**Given task:** Return a copy of every line in the records that includes the word "Всероссийского".

****************

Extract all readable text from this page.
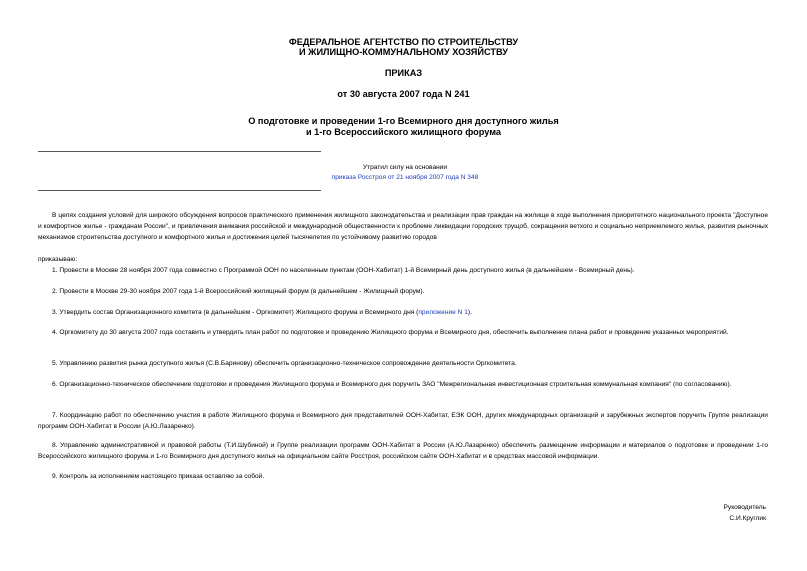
ФЕДЕРАЛЬНОЕ АГЕНТСТВО ПО СТРОИТЕЛЬСТВУ
И ЖИЛИЩНО-КОММУНАЛЬНОМУ ХОЗЯЙСТВУ
ПРИКАЗ
от 30 августа 2007 года N 241
О подготовке и проведении 1-го Всемирного дня доступного жилья
и 1-го Всероссийского жилищного форума
Утратил силу на основании
приказа Росстроя от 21 ноября 2007 года N 348
В целях создания условий для широкого обсуждения вопросов практического применения жилищного законодательства и реализации прав граждан на жилище в ходе выполнения приоритетного национального проекта "Доступное и комфортное жилье - гражданам России", и привлечения внимания российской и международной общественности к проблеме ликвидации городских трущоб, сокращения ветхого и социально неприемлемого жилья, развития рыночных механизмов строительства доступного и комфортного жилья и достижения целей тысячелетия по устойчивому развитию городов
приказываю:
1. Провести в Москве 28 ноября 2007 года совместно с Программой ООН по населенным пунктам (ООН-Хабитат) 1-й Всемирный день доступного жилья (в дальнейшем - Всемирный день).
2. Провести в Москве 29-30 ноября 2007 года 1-й Всероссийский жилищный форум (в дальнейшем - Жилищный форум).
3. Утвердить состав Организационного комитета (в дальнейшем - Оргкомитет) Жилищного форума и Всемирного дня (приложение N 1).
4. Оргкомитету до 30 августа 2007 года составить и утвердить план работ по подготовке и проведению Жилищного форума и Всемирного дня, обеспечить выполнение плана работ и проведение указанных мероприятий.
5. Управлению развития рынка доступного жилья (С.В.Баринову) обеспечить организационно-техническое сопровождение деятельности Оргкомитета.
6. Организационно-техническое обеспечение подготовки и проведения Жилищного форума и Всемирного дня поручить ЗАО "Межрегиональная инвестиционная строительная коммунальная компания" (по согласованию).
7. Координацию работ по обеспечению участия в работе Жилищного форума и Всемирного дня представителей ООН-Хабитат, ЕЭК ООН, других международных организаций и зарубежных экспертов поручить Группе реализации программ ООН-Хабитат в России (А.Ю.Лазаренко).
8. Управлению административной и правовой работы (Т.И.Шубиной) и Группе реализации программ ООН-Хабитат в России (А.Ю.Лазаренко) обеспечить размещение информации и материалов о подготовке и проведении 1-го Всероссийского жилищного форума и 1-го Всемирного дня доступного жилья на официальном сайте Росстроя, российском сайте ООН-Хабитат и в средствах массовой информации.
9. Контроль за исполнением настоящего приказа оставляю за собой.
Руководитель
С.И.Круглик
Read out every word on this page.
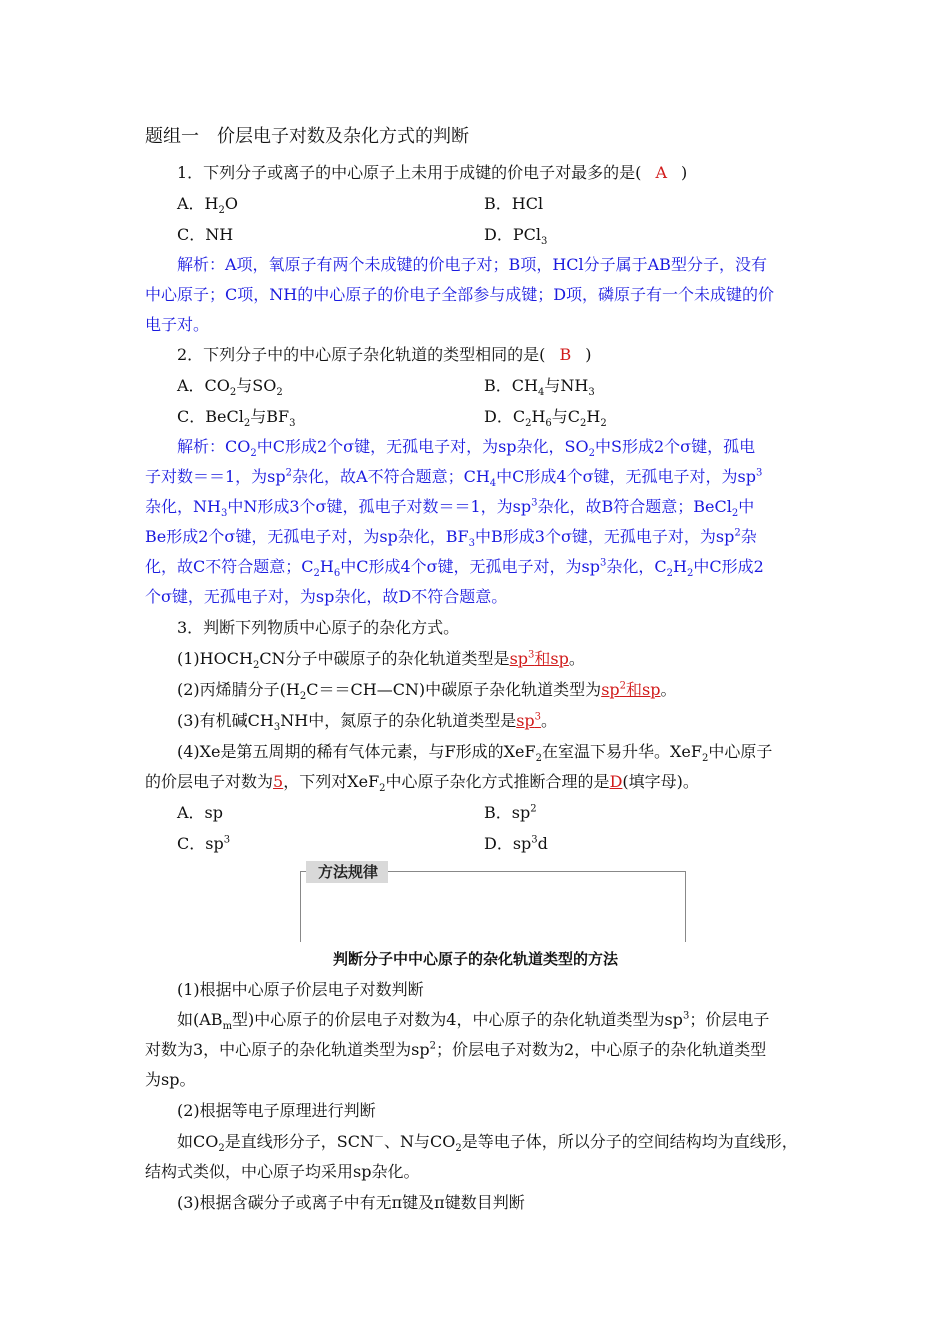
题组一　价层电子对数及杂化方式的判断
1．下列分子或离子的中心原子上未用于成键的价电子对最多的是( A )
A．$H_2O$	B．HCl
C．NH	D．PCl$_3$
解析：A项，氧原子有两个未成键的价电子对；B项，HCl分子属于AB型分子，没有
中心原子；C项，NH的中心原子的价电子全部参与成键；D项，磷原子有一个未成键的价
电子对。
2．下列分子中的中心原子杂化轨道的类型相同的是( B )
A．$CO_2$与$SO_2$	B．$CH_4$与$NH_3$
C．BeCl$_2$与$BF_3$	D．$C_2H_6$与$C_2H_2$
解析：$CO_2$中C形成2个σ键，无孤电子对，为sp杂化，$SO_2$中S形成2个σ键，孤电
子对数＝＝1，为$sp^2$杂化，故A不符合题意；$CH_4$中C形成4个σ键，无孤电子对，为$sp^3$
杂化，$NH_3$中N形成3个σ键，孤电子对数＝＝1，为$sp^3$杂化，故B符合题意；BeCl$_2$中
Be形成2个σ键，无孤电子对，为sp杂化，$BF_3$中B形成3个σ键，无孤电子对，为$sp^2$杂
化，故C不符合题意；$C_2H_6$中C形成4个σ键，无孤电子对，为$sp^3$杂化，$C_2H_2$中C形成2
个σ键，无孤电子对，为sp杂化，故D不符合题意。
3．判断下列物质中心原子的杂化方式。
$(1)HOCH_2CN$分子中碳原子的杂化轨道类型是$sp^3$和sp。
(2)丙烯腈分子$(H_2C==CH—CN)$中碳原子杂化轨道类型为$sp^2$和sp。
(3)有机碱$CH_3NH$中，氮原子的杂化轨道类型是$sp^3$。
(4)Xe是第五周期的稀有气体元素，与F形成的XeF$_2$在室温下易升华。XeF$_2$中心原子
的价层电子对数为5，下列对XeF$_2$中心原子杂化方式推断合理的是D(填字母)。
A．sp	B．$sp^2$
C．$sp^3$	D．$sp^3d$
方法规律
判断分子中中心原子的杂化轨道类型的方法
(1)根据中心原子价层电子对数判断
如($AB_m$型)中心原子的价层电子对数为4，中心原子的杂化轨道类型为$sp^3$；价层电子
对数为3，中心原子的杂化轨道类型为$sp^2$；价层电子对数为2，中心原子的杂化轨道类型
为sp。
(2)根据等电子原理进行判断
如$CO_2$是直线形分子，SCN－、N与$CO_2$是等电子体，所以分子的空间结构均为直线形，
结构式类似，中心原子均采用sp杂化。
(3)根据含碳分子或离子中有无π键及π键数目判断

****************

**Solution to the problem:**
и 1-го Всероссийского жилищного форума
8. Управлению административной и правовой работы (Т.И.Шубиной) и Группе реализации программ ООН-Хабитат в России (А.Ю.Лазаренко) обеспечить размещение информации и материалов о подготовке и проведении 1-го Всероссийского жилищного форума и 1-го Всемирного дня доступного жилья на официальном сайте Росстроя, российском сайте ООН-Хабитат и в средствах массовой информации.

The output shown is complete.